- Given problem:
Reproduce the listing below verbatim.

- Supplied records:
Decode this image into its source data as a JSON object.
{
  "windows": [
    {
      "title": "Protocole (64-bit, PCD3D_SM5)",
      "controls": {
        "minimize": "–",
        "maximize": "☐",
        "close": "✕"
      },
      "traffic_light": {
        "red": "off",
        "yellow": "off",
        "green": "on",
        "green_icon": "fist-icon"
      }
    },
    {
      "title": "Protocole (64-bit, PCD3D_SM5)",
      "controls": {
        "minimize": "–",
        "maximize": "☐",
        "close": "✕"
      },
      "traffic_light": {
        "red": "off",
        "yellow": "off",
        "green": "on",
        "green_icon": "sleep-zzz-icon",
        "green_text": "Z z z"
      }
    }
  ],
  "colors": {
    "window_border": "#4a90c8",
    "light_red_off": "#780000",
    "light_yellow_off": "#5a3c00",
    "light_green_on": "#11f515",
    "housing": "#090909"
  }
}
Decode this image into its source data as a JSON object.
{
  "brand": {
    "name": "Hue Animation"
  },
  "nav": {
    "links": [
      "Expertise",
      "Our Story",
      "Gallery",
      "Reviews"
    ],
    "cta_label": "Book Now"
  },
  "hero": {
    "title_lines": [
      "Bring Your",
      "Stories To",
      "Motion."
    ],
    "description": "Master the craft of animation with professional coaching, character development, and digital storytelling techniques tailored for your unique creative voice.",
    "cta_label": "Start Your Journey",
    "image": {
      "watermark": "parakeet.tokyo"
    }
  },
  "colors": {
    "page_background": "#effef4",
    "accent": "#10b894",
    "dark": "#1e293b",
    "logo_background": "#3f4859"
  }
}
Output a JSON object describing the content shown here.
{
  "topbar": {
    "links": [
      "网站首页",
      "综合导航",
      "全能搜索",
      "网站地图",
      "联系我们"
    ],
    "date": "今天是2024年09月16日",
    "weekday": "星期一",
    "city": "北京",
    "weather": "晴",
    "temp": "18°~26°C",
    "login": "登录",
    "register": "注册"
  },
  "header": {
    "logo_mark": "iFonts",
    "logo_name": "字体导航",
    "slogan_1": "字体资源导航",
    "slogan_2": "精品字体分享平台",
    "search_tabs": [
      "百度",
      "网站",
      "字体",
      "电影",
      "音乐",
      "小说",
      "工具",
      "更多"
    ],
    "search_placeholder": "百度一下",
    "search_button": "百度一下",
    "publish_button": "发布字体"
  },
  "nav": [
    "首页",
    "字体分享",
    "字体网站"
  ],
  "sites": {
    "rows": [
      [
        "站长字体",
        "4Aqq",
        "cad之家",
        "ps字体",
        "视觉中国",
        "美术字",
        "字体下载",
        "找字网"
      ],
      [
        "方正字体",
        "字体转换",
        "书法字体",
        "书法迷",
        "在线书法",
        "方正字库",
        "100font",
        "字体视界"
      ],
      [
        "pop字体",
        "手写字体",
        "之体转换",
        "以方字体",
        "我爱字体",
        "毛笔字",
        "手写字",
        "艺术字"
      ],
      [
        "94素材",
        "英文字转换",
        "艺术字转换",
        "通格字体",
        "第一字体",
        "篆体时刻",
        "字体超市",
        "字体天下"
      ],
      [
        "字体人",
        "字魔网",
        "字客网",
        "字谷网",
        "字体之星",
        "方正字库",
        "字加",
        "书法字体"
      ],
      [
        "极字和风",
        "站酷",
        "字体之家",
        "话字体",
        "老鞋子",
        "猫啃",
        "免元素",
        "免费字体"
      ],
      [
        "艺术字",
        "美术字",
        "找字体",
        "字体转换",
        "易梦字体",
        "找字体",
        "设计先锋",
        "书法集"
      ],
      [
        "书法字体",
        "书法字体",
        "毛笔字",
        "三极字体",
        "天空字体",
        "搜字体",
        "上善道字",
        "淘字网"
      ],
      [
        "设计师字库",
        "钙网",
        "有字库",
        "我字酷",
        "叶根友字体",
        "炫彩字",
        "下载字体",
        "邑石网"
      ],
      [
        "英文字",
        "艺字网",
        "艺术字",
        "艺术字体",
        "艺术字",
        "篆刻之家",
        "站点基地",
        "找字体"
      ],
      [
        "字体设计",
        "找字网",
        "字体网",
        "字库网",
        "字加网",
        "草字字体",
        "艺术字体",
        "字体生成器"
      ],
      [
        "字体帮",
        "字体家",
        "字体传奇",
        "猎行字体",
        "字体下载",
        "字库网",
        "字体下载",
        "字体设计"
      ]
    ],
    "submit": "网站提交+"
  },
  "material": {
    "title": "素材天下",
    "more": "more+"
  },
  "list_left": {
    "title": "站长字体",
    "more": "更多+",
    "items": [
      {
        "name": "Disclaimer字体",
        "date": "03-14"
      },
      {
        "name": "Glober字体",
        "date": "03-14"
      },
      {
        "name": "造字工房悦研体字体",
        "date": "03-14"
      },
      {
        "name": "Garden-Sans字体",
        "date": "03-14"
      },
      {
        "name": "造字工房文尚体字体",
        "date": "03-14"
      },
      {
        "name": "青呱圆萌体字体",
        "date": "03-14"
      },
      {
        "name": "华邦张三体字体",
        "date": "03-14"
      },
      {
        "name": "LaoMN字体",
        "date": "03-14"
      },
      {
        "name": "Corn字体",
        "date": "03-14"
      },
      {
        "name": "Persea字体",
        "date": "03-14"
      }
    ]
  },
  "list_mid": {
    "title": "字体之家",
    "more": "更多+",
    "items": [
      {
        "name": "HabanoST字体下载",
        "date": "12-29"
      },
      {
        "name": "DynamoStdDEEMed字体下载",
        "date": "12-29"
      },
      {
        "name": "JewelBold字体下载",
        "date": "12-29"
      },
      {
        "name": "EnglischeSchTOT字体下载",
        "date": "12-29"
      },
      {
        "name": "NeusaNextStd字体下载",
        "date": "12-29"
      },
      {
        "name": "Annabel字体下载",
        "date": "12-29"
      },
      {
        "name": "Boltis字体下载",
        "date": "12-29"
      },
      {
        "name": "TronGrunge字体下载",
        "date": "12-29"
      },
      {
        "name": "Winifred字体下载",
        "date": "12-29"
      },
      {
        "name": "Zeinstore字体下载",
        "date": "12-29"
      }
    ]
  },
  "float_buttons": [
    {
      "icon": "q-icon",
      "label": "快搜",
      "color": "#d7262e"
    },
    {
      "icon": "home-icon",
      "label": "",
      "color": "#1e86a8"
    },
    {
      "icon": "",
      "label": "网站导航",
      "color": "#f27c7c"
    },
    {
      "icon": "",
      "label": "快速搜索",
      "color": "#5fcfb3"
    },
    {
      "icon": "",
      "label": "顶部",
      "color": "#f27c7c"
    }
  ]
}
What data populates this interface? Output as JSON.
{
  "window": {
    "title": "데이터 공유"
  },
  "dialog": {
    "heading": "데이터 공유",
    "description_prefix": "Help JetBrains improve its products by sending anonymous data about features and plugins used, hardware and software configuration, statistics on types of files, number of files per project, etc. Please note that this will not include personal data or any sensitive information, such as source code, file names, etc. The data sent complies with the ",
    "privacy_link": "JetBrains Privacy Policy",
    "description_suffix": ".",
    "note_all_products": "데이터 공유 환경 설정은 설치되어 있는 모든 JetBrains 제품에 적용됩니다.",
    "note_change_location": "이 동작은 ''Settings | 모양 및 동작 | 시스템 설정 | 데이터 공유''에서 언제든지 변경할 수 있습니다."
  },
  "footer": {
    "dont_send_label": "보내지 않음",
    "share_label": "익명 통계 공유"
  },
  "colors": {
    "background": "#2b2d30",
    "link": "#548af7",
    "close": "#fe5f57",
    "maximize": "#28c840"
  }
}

- Task answer:
Decode this image into its source data as a JSON object.
{
  "windows": [
    {
      "title": "Protocole (64-bit, PCD3D_SM5)",
      "controls": {
        "minimize": "–",
        "maximize": "☐",
        "close": "✕"
      },
      "traffic_light": {
        "red": "off",
        "yellow": "off",
        "green": "on",
        "green_icon": "fist-icon"
      }
    },
    {
      "title": "Protocole (64-bit, PCD3D_SM5)",
      "controls": {
        "minimize": "–",
        "maximize": "☐",
        "close": "✕"
      },
      "traffic_light": {
        "red": "off",
        "yellow": "off",
        "green": "on",
        "green_icon": "sleep-zzz-icon",
        "green_text": "Z z z"
      }
    }
  ],
  "colors": {
    "window_border": "#4a90c8",
    "light_red_off": "#780000",
    "light_yellow_off": "#5a3c00",
    "light_green_on": "#11f515",
    "housing": "#090909"
  }
}
Decode this image into its source data as a JSON object.
{
  "brand": {
    "name": "Hue Animation"
  },
  "nav": {
    "links": [
      "Expertise",
      "Our Story",
      "Gallery",
      "Reviews"
    ],
    "cta_label": "Book Now"
  },
  "hero": {
    "title_lines": [
      "Bring Your",
      "Stories To",
      "Motion."
    ],
    "description": "Master the craft of animation with professional coaching, character development, and digital storytelling techniques tailored for your unique creative voice.",
    "cta_label": "Start Your Journey",
    "image": {
      "watermark": "parakeet.tokyo"
    }
  },
  "colors": {
    "page_background": "#effef4",
    "accent": "#10b894",
    "dark": "#1e293b",
    "logo_background": "#3f4859"
  }
}
Output a JSON object describing the content shown here.
{
  "topbar": {
    "links": [
      "网站首页",
      "综合导航",
      "全能搜索",
      "网站地图",
      "联系我们"
    ],
    "date": "今天是2024年09月16日",
    "weekday": "星期一",
    "city": "北京",
    "weather": "晴",
    "temp": "18°~26°C",
    "login": "登录",
    "register": "注册"
  },
  "header": {
    "logo_mark": "iFonts",
    "logo_name": "字体导航",
    "slogan_1": "字体资源导航",
    "slogan_2": "精品字体分享平台",
    "search_tabs": [
      "百度",
      "网站",
      "字体",
      "电影",
      "音乐",
      "小说",
      "工具",
      "更多"
    ],
    "search_placeholder": "百度一下",
    "search_button": "百度一下",
    "publish_button": "发布字体"
  },
  "nav": [
    "首页",
    "字体分享",
    "字体网站"
  ],
  "sites": {
    "rows": [
      [
        "站长字体",
        "4Aqq",
        "cad之家",
        "ps字体",
        "视觉中国",
        "美术字",
        "字体下载",
        "找字网"
      ],
      [
        "方正字体",
        "字体转换",
        "书法字体",
        "书法迷",
        "在线书法",
        "方正字库",
        "100font",
        "字体视界"
      ],
      [
        "pop字体",
        "手写字体",
        "之体转换",
        "以方字体",
        "我爱字体",
        "毛笔字",
        "手写字",
        "艺术字"
      ],
      [
        "94素材",
        "英文字转换",
        "艺术字转换",
        "通格字体",
        "第一字体",
        "篆体时刻",
        "字体超市",
        "字体天下"
      ],
      [
        "字体人",
        "字魔网",
        "字客网",
        "字谷网",
        "字体之星",
        "方正字库",
        "字加",
        "书法字体"
      ],
      [
        "极字和风",
        "站酷",
        "字体之家",
        "话字体",
        "老鞋子",
        "猫啃",
        "免元素",
        "免费字体"
      ],
      [
        "艺术字",
        "美术字",
        "找字体",
        "字体转换",
        "易梦字体",
        "找字体",
        "设计先锋",
        "书法集"
      ],
      [
        "书法字体",
        "书法字体",
        "毛笔字",
        "三极字体",
        "天空字体",
        "搜字体",
        "上善道字",
        "淘字网"
      ],
      [
        "设计师字库",
        "钙网",
        "有字库",
        "我字酷",
        "叶根友字体",
        "炫彩字",
        "下载字体",
        "邑石网"
      ],
      [
        "英文字",
        "艺字网",
        "艺术字",
        "艺术字体",
        "艺术字",
        "篆刻之家",
        "站点基地",
        "找字体"
      ],
      [
        "字体设计",
        "找字网",
        "字体网",
        "字库网",
        "字加网",
        "草字字体",
        "艺术字体",
        "字体生成器"
      ],
      [
        "字体帮",
        "字体家",
        "字体传奇",
        "猎行字体",
        "字体下载",
        "字库网",
        "字体下载",
        "字体设计"
      ]
    ],
    "submit": "网站提交+"
  },
  "material": {
    "title": "素材天下",
    "more": "more+"
  },
  "list_left": {
    "title": "站长字体",
    "more": "更多+",
    "items": [
      {
        "name": "Disclaimer字体",
        "date": "03-14"
      },
      {
        "name": "Glober字体",
        "date": "03-14"
      },
      {
        "name": "造字工房悦研体字体",
        "date": "03-14"
      },
      {
        "name": "Garden-Sans字体",
        "date": "03-14"
      },
      {
        "name": "造字工房文尚体字体",
        "date": "03-14"
      },
      {
        "name": "青呱圆萌体字体",
        "date": "03-14"
      },
      {
        "name": "华邦张三体字体",
        "date": "03-14"
      },
      {
        "name": "LaoMN字体",
        "date": "03-14"
      },
      {
        "name": "Corn字体",
        "date": "03-14"
      },
      {
        "name": "Persea字体",
        "date": "03-14"
      }
    ]
  },
  "list_mid": {
    "title": "字体之家",
    "more": "更多+",
    "items": [
      {
        "name": "HabanoST字体下载",
        "date": "12-29"
      },
      {
        "name": "DynamoStdDEEMed字体下载",
        "date": "12-29"
      },
      {
        "name": "JewelBold字体下载",
        "date": "12-29"
      },
      {
        "name": "EnglischeSchTOT字体下载",
        "date": "12-29"
      },
      {
        "name": "NeusaNextStd字体下载",
        "date": "12-29"
      },
      {
        "name": "Annabel字体下载",
        "date": "12-29"
      },
      {
        "name": "Boltis字体下载",
        "date": "12-29"
      },
      {
        "name": "TronGrunge字体下载",
        "date": "12-29"
      },
      {
        "name": "Winifred字体下载",
        "date": "12-29"
      },
      {
        "name": "Zeinstore字体下载",
        "date": "12-29"
      }
    ]
  },
  "float_buttons": [
    {
      "icon": "q-icon",
      "label": "快搜",
      "color": "#d7262e"
    },
    {
      "icon": "home-icon",
      "label": "",
      "color": "#1e86a8"
    },
    {
      "icon": "",
      "label": "网站导航",
      "color": "#f27c7c"
    },
    {
      "icon": "",
      "label": "快速搜索",
      "color": "#5fcfb3"
    },
    {
      "icon": "",
      "label": "顶部",
      "color": "#f27c7c"
    }
  ]
}
What data populates this interface? Output as JSON.
{
  "window": {
    "title": "데이터 공유"
  },
  "dialog": {
    "heading": "데이터 공유",
    "description_prefix": "Help JetBrains improve its products by sending anonymous data about features and plugins used, hardware and software configuration, statistics on types of files, number of files per project, etc. Please note that this will not include personal data or any sensitive information, such as source code, file names, etc. The data sent complies with the ",
    "privacy_link": "JetBrains Privacy Policy",
    "description_suffix": ".",
    "note_all_products": "데이터 공유 환경 설정은 설치되어 있는 모든 JetBrains 제품에 적용됩니다.",
    "note_change_location": "이 동작은 ''Settings | 모양 및 동작 | 시스템 설정 | 데이터 공유''에서 언제든지 변경할 수 있습니다."
  },
  "footer": {
    "dont_send_label": "보내지 않음",
    "share_label": "익명 통계 공유"
  },
  "colors": {
    "background": "#2b2d30",
    "link": "#548af7",
    "close": "#fe5f57",
    "maximize": "#28c840"
  }
}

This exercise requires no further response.